### [Task instructions]
Output an exact reproduction of the data.

BEGIN Supplied entries

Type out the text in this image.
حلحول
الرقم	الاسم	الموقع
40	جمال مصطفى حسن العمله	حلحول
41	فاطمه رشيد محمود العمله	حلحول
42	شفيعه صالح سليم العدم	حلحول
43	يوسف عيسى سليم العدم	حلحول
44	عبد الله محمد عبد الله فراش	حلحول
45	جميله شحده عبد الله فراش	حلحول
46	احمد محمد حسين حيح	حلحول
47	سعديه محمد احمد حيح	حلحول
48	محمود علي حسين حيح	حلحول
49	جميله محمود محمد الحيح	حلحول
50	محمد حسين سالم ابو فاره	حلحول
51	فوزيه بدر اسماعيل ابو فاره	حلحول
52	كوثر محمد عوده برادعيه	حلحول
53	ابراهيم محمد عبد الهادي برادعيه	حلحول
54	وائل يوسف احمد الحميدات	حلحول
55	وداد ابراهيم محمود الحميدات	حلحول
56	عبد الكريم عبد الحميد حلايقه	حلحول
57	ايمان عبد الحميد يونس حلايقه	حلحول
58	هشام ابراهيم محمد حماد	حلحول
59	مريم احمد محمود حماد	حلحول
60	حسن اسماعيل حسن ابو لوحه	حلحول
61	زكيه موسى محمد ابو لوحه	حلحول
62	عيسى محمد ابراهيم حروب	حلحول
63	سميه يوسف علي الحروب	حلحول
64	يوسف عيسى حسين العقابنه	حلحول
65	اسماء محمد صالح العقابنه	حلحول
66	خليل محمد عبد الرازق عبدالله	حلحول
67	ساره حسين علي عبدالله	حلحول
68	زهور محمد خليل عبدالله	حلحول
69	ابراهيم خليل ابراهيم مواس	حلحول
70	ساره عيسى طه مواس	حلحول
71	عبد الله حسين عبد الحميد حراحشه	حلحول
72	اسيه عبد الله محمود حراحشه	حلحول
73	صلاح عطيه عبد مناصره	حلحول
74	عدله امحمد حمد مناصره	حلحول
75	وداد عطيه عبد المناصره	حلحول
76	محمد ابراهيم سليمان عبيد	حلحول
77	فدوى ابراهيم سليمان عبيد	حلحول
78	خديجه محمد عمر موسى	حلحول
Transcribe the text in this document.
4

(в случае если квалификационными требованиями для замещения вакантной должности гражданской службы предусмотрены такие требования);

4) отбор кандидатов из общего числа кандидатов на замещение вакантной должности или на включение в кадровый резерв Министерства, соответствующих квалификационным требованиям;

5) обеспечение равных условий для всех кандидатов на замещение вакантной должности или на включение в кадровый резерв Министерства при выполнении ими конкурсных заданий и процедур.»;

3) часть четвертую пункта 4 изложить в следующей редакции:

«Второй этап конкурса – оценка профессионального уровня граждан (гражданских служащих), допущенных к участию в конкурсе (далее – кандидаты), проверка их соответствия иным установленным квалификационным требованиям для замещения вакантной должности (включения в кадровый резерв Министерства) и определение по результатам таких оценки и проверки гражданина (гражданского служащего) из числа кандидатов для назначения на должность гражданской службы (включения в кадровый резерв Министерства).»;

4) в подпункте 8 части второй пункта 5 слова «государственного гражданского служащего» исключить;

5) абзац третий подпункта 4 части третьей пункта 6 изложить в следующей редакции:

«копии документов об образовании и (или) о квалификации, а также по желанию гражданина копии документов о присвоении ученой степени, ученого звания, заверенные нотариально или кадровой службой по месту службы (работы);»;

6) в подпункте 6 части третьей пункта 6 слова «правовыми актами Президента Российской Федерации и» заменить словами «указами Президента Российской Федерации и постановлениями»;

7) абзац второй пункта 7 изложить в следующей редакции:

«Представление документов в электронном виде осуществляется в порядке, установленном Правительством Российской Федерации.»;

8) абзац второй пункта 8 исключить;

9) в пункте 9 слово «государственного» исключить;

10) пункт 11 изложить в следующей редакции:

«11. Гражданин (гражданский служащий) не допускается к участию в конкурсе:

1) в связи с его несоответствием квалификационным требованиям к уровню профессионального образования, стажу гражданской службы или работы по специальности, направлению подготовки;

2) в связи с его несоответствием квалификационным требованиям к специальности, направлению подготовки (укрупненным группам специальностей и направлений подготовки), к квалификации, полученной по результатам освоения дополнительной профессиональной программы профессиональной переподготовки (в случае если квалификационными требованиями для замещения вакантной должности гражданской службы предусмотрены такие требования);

END Supplied entries

### [Output]
Type out the text in this image.
حلحول
الرقم	الاسم	الموقع
40	جمال مصطفى حسن العمله	حلحول
41	فاطمه رشيد محمود العمله	حلحول
42	شفيعه صالح سليم العدم	حلحول
43	يوسف عيسى سليم العدم	حلحول
44	عبد الله محمد عبد الله فراش	حلحول
45	جميله شحده عبد الله فراش	حلحول
46	احمد محمد حسين حيح	حلحول
47	سعديه محمد احمد حيح	حلحول
48	محمود علي حسين حيح	حلحول
49	جميله محمود محمد الحيح	حلحول
50	محمد حسين سالم ابو فاره	حلحول
51	فوزيه بدر اسماعيل ابو فاره	حلحول
52	كوثر محمد عوده برادعيه	حلحول
53	ابراهيم محمد عبد الهادي برادعيه	حلحول
54	وائل يوسف احمد الحميدات	حلحول
55	وداد ابراهيم محمود الحميدات	حلحول
56	عبد الكريم عبد الحميد حلايقه	حلحول
57	ايمان عبد الحميد يونس حلايقه	حلحول
58	هشام ابراهيم محمد حماد	حلحول
59	مريم احمد محمود حماد	حلحول
60	حسن اسماعيل حسن ابو لوحه	حلحول
61	زكيه موسى محمد ابو لوحه	حلحول
62	عيسى محمد ابراهيم حروب	حلحول
63	سميه يوسف علي الحروب	حلحول
64	يوسف عيسى حسين العقابنه	حلحول
65	اسماء محمد صالح العقابنه	حلحول
66	خليل محمد عبد الرازق عبدالله	حلحول
67	ساره حسين علي عبدالله	حلحول
68	زهور محمد خليل عبدالله	حلحول
69	ابراهيم خليل ابراهيم مواس	حلحول
70	ساره عيسى طه مواس	حلحول
71	عبد الله حسين عبد الحميد حراحشه	حلحول
72	اسيه عبد الله محمود حراحشه	حلحول
73	صلاح عطيه عبد مناصره	حلحول
74	عدله امحمد حمد مناصره	حلحول
75	وداد عطيه عبد المناصره	حلحول
76	محمد ابراهيم سليمان عبيد	حلحول
77	فدوى ابراهيم سليمان عبيد	حلحول
78	خديجه محمد عمر موسى	حلحول
Transcribe the text in this document.
4

(в случае если квалификационными требованиями для замещения вакантной должности гражданской службы предусмотрены такие требования);

4) отбор кандидатов из общего числа кандидатов на замещение вакантной должности или на включение в кадровый резерв Министерства, соответствующих квалификационным требованиям;

5) обеспечение равных условий для всех кандидатов на замещение вакантной должности или на включение в кадровый резерв Министерства при выполнении ими конкурсных заданий и процедур.»;

3) часть четвертую пункта 4 изложить в следующей редакции:

«Второй этап конкурса – оценка профессионального уровня граждан (гражданских служащих), допущенных к участию в конкурсе (далее – кандидаты), проверка их соответствия иным установленным квалификационным требованиям для замещения вакантной должности (включения в кадровый резерв Министерства) и определение по результатам таких оценки и проверки гражданина (гражданского служащего) из числа кандидатов для назначения на должность гражданской службы (включения в кадровый резерв Министерства).»;

4) в подпункте 8 части второй пункта 5 слова «государственного гражданского служащего» исключить;

5) абзац третий подпункта 4 части третьей пункта 6 изложить в следующей редакции:

«копии документов об образовании и (или) о квалификации, а также по желанию гражданина копии документов о присвоении ученой степени, ученого звания, заверенные нотариально или кадровой службой по месту службы (работы);»;

6) в подпункте 6 части третьей пункта 6 слова «правовыми актами Президента Российской Федерации и» заменить словами «указами Президента Российской Федерации и постановлениями»;

7) абзац второй пункта 7 изложить в следующей редакции:

«Представление документов в электронном виде осуществляется в порядке, установленном Правительством Российской Федерации.»;

8) абзац второй пункта 8 исключить;

9) в пункте 9 слово «государственного» исключить;

10) пункт 11 изложить в следующей редакции:

«11. Гражданин (гражданский служащий) не допускается к участию в конкурсе:

1) в связи с его несоответствием квалификационным требованиям к уровню профессионального образования, стажу гражданской службы или работы по специальности, направлению подготовки;

2) в связи с его несоответствием квалификационным требованиям к специальности, направлению подготовки (укрупненным группам специальностей и направлений подготовки), к квалификации, полученной по результатам освоения дополнительной профессиональной программы профессиональной переподготовки (в случае если квалификационными требованиями для замещения вакантной должности гражданской службы предусмотрены такие требования);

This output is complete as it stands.